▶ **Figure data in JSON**
——

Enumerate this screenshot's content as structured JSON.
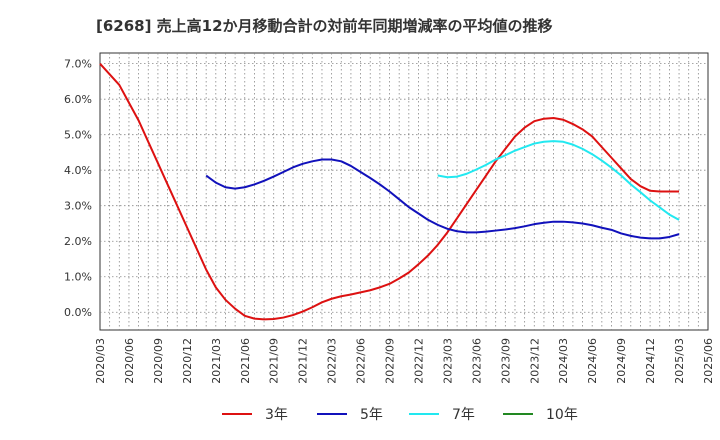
{
  "chart_data": {
    "type": "line",
    "title": "[6268]  売上高12か月移動合計の対前年同期増減率の平均値の推移",
    "xlabel": "",
    "ylabel": "",
    "ylim": [
      -0.5,
      7.3
    ],
    "y_ticks": [
      "0.0%",
      "1.0%",
      "2.0%",
      "3.0%",
      "4.0%",
      "5.0%",
      "6.0%",
      "7.0%"
    ],
    "x_ticks": [
      "2020/03",
      "2020/06",
      "2020/09",
      "2020/12",
      "2021/03",
      "2021/06",
      "2021/09",
      "2021/12",
      "2022/03",
      "2022/06",
      "2022/09",
      "2022/12",
      "2023/03",
      "2023/06",
      "2023/09",
      "2023/12",
      "2024/03",
      "2024/06",
      "2024/09",
      "2024/12",
      "2025/03",
      "2025/06"
    ],
    "grid": true,
    "legend_position": "bottom",
    "series": [
      {
        "name": "3年",
        "color": "#dd1111",
        "x": [
          "2020/03",
          "2020/04",
          "2020/05",
          "2020/06",
          "2020/07",
          "2020/08",
          "2020/09",
          "2020/10",
          "2020/11",
          "2020/12",
          "2021/01",
          "2021/02",
          "2021/03",
          "2021/04",
          "2021/05",
          "2021/06",
          "2021/07",
          "2021/08",
          "2021/09",
          "2021/10",
          "2021/11",
          "2021/12",
          "2022/01",
          "2022/02",
          "2022/03",
          "2022/04",
          "2022/05",
          "2022/06",
          "2022/07",
          "2022/08",
          "2022/09",
          "2022/10",
          "2022/11",
          "2022/12",
          "2023/01",
          "2023/02",
          "2023/03",
          "2023/04",
          "2023/05",
          "2023/06",
          "2023/07",
          "2023/08",
          "2023/09",
          "2023/10",
          "2023/11",
          "2023/12",
          "2024/01",
          "2024/02",
          "2024/03",
          "2024/04",
          "2024/05",
          "2024/06",
          "2024/07",
          "2024/08",
          "2024/09",
          "2024/10",
          "2024/11",
          "2024/12",
          "2025/01",
          "2025/02",
          "2025/03"
        ],
        "values": [
          7.0,
          6.7,
          6.4,
          5.9,
          5.4,
          4.8,
          4.2,
          3.6,
          3.0,
          2.4,
          1.8,
          1.2,
          0.7,
          0.35,
          0.1,
          -0.1,
          -0.18,
          -0.2,
          -0.19,
          -0.15,
          -0.08,
          0.02,
          0.14,
          0.28,
          0.38,
          0.45,
          0.5,
          0.56,
          0.62,
          0.7,
          0.8,
          0.95,
          1.12,
          1.35,
          1.6,
          1.9,
          2.25,
          2.65,
          3.05,
          3.45,
          3.85,
          4.25,
          4.6,
          4.95,
          5.2,
          5.38,
          5.45,
          5.47,
          5.42,
          5.3,
          5.15,
          4.95,
          4.65,
          4.35,
          4.05,
          3.75,
          3.55,
          3.42,
          3.4,
          3.4,
          3.4
        ]
      },
      {
        "name": "5年",
        "color": "#1111bb",
        "x": [
          "2021/02",
          "2021/03",
          "2021/04",
          "2021/05",
          "2021/06",
          "2021/07",
          "2021/08",
          "2021/09",
          "2021/10",
          "2021/11",
          "2021/12",
          "2022/01",
          "2022/02",
          "2022/03",
          "2022/04",
          "2022/05",
          "2022/06",
          "2022/07",
          "2022/08",
          "2022/09",
          "2022/10",
          "2022/11",
          "2022/12",
          "2023/01",
          "2023/02",
          "2023/03",
          "2023/04",
          "2023/05",
          "2023/06",
          "2023/07",
          "2023/08",
          "2023/09",
          "2023/10",
          "2023/11",
          "2023/12",
          "2024/01",
          "2024/02",
          "2024/03",
          "2024/04",
          "2024/05",
          "2024/06",
          "2024/07",
          "2024/08",
          "2024/09",
          "2024/10",
          "2024/11",
          "2024/12",
          "2025/01",
          "2025/02",
          "2025/03"
        ],
        "values": [
          3.85,
          3.65,
          3.52,
          3.48,
          3.52,
          3.6,
          3.7,
          3.82,
          3.95,
          4.08,
          4.18,
          4.25,
          4.3,
          4.3,
          4.25,
          4.12,
          3.95,
          3.78,
          3.6,
          3.4,
          3.18,
          2.96,
          2.78,
          2.6,
          2.46,
          2.35,
          2.28,
          2.25,
          2.25,
          2.27,
          2.3,
          2.33,
          2.37,
          2.42,
          2.48,
          2.52,
          2.55,
          2.55,
          2.53,
          2.5,
          2.45,
          2.38,
          2.32,
          2.22,
          2.15,
          2.1,
          2.08,
          2.08,
          2.12,
          2.2
        ]
      },
      {
        "name": "7年",
        "color": "#22e8f0",
        "x": [
          "2023/02",
          "2023/03",
          "2023/04",
          "2023/05",
          "2023/06",
          "2023/07",
          "2023/08",
          "2023/09",
          "2023/10",
          "2023/11",
          "2023/12",
          "2024/01",
          "2024/02",
          "2024/03",
          "2024/04",
          "2024/05",
          "2024/06",
          "2024/07",
          "2024/08",
          "2024/09",
          "2024/10",
          "2024/11",
          "2024/12",
          "2025/01",
          "2025/02",
          "2025/03"
        ],
        "values": [
          3.85,
          3.8,
          3.82,
          3.9,
          4.02,
          4.15,
          4.3,
          4.42,
          4.55,
          4.65,
          4.75,
          4.8,
          4.82,
          4.8,
          4.72,
          4.6,
          4.45,
          4.27,
          4.07,
          3.85,
          3.6,
          3.38,
          3.15,
          2.95,
          2.75,
          2.6
        ]
      },
      {
        "name": "10年",
        "color": "#228822",
        "x": [],
        "values": []
      }
    ]
  }
}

——

▶ **Aim**
Reproduce the records, all of them, word for word; omit the pictures.

▶ **Solution to the problem**
Enumerate this screenshot's content as structured JSON.
{
  "chart_data": {
    "type": "line",
    "title": "[6268]  売上高12か月移動合計の対前年同期増減率の平均値の推移",
    "xlabel": "",
    "ylabel": "",
    "ylim": [
      -0.5,
      7.3
    ],
    "y_ticks": [
      "0.0%",
      "1.0%",
      "2.0%",
      "3.0%",
      "4.0%",
      "5.0%",
      "6.0%",
      "7.0%"
    ],
    "x_ticks": [
      "2020/03",
      "2020/06",
      "2020/09",
      "2020/12",
      "2021/03",
      "2021/06",
      "2021/09",
      "2021/12",
      "2022/03",
      "2022/06",
      "2022/09",
      "2022/12",
      "2023/03",
      "2023/06",
      "2023/09",
      "2023/12",
      "2024/03",
      "2024/06",
      "2024/09",
      "2024/12",
      "2025/03",
      "2025/06"
    ],
    "grid": true,
    "legend_position": "bottom",
    "series": [
      {
        "name": "3年",
        "color": "#dd1111",
        "x": [
          "2020/03",
          "2020/04",
          "2020/05",
          "2020/06",
          "2020/07",
          "2020/08",
          "2020/09",
          "2020/10",
          "2020/11",
          "2020/12",
          "2021/01",
          "2021/02",
          "2021/03",
          "2021/04",
          "2021/05",
          "2021/06",
          "2021/07",
          "2021/08",
          "2021/09",
          "2021/10",
          "2021/11",
          "2021/12",
          "2022/01",
          "2022/02",
          "2022/03",
          "2022/04",
          "2022/05",
          "2022/06",
          "2022/07",
          "2022/08",
          "2022/09",
          "2022/10",
          "2022/11",
          "2022/12",
          "2023/01",
          "2023/02",
          "2023/03",
          "2023/04",
          "2023/05",
          "2023/06",
          "2023/07",
          "2023/08",
          "2023/09",
          "2023/10",
          "2023/11",
          "2023/12",
          "2024/01",
          "2024/02",
          "2024/03",
          "2024/04",
          "2024/05",
          "2024/06",
          "2024/07",
          "2024/08",
          "2024/09",
          "2024/10",
          "2024/11",
          "2024/12",
          "2025/01",
          "2025/02",
          "2025/03"
        ],
        "values": [
          7.0,
          6.7,
          6.4,
          5.9,
          5.4,
          4.8,
          4.2,
          3.6,
          3.0,
          2.4,
          1.8,
          1.2,
          0.7,
          0.35,
          0.1,
          -0.1,
          -0.18,
          -0.2,
          -0.19,
          -0.15,
          -0.08,
          0.02,
          0.14,
          0.28,
          0.38,
          0.45,
          0.5,
          0.56,
          0.62,
          0.7,
          0.8,
          0.95,
          1.12,
          1.35,
          1.6,
          1.9,
          2.25,
          2.65,
          3.05,
          3.45,
          3.85,
          4.25,
          4.6,
          4.95,
          5.2,
          5.38,
          5.45,
          5.47,
          5.42,
          5.3,
          5.15,
          4.95,
          4.65,
          4.35,
          4.05,
          3.75,
          3.55,
          3.42,
          3.4,
          3.4,
          3.4
        ]
      },
      {
        "name": "5年",
        "color": "#1111bb",
        "x": [
          "2021/02",
          "2021/03",
          "2021/04",
          "2021/05",
          "2021/06",
          "2021/07",
          "2021/08",
          "2021/09",
          "2021/10",
          "2021/11",
          "2021/12",
          "2022/01",
          "2022/02",
          "2022/03",
          "2022/04",
          "2022/05",
          "2022/06",
          "2022/07",
          "2022/08",
          "2022/09",
          "2022/10",
          "2022/11",
          "2022/12",
          "2023/01",
          "2023/02",
          "2023/03",
          "2023/04",
          "2023/05",
          "2023/06",
          "2023/07",
          "2023/08",
          "2023/09",
          "2023/10",
          "2023/11",
          "2023/12",
          "2024/01",
          "2024/02",
          "2024/03",
          "2024/04",
          "2024/05",
          "2024/06",
          "2024/07",
          "2024/08",
          "2024/09",
          "2024/10",
          "2024/11",
          "2024/12",
          "2025/01",
          "2025/02",
          "2025/03"
        ],
        "values": [
          3.85,
          3.65,
          3.52,
          3.48,
          3.52,
          3.6,
          3.7,
          3.82,
          3.95,
          4.08,
          4.18,
          4.25,
          4.3,
          4.3,
          4.25,
          4.12,
          3.95,
          3.78,
          3.6,
          3.4,
          3.18,
          2.96,
          2.78,
          2.6,
          2.46,
          2.35,
          2.28,
          2.25,
          2.25,
          2.27,
          2.3,
          2.33,
          2.37,
          2.42,
          2.48,
          2.52,
          2.55,
          2.55,
          2.53,
          2.5,
          2.45,
          2.38,
          2.32,
          2.22,
          2.15,
          2.1,
          2.08,
          2.08,
          2.12,
          2.2
        ]
      },
      {
        "name": "7年",
        "color": "#22e8f0",
        "x": [
          "2023/02",
          "2023/03",
          "2023/04",
          "2023/05",
          "2023/06",
          "2023/07",
          "2023/08",
          "2023/09",
          "2023/10",
          "2023/11",
          "2023/12",
          "2024/01",
          "2024/02",
          "2024/03",
          "2024/04",
          "2024/05",
          "2024/06",
          "2024/07",
          "2024/08",
          "2024/09",
          "2024/10",
          "2024/11",
          "2024/12",
          "2025/01",
          "2025/02",
          "2025/03"
        ],
        "values": [
          3.85,
          3.8,
          3.82,
          3.9,
          4.02,
          4.15,
          4.3,
          4.42,
          4.55,
          4.65,
          4.75,
          4.8,
          4.82,
          4.8,
          4.72,
          4.6,
          4.45,
          4.27,
          4.07,
          3.85,
          3.6,
          3.38,
          3.15,
          2.95,
          2.75,
          2.6
        ]
      },
      {
        "name": "10年",
        "color": "#228822",
        "x": [],
        "values": []
      }
    ]
  }
}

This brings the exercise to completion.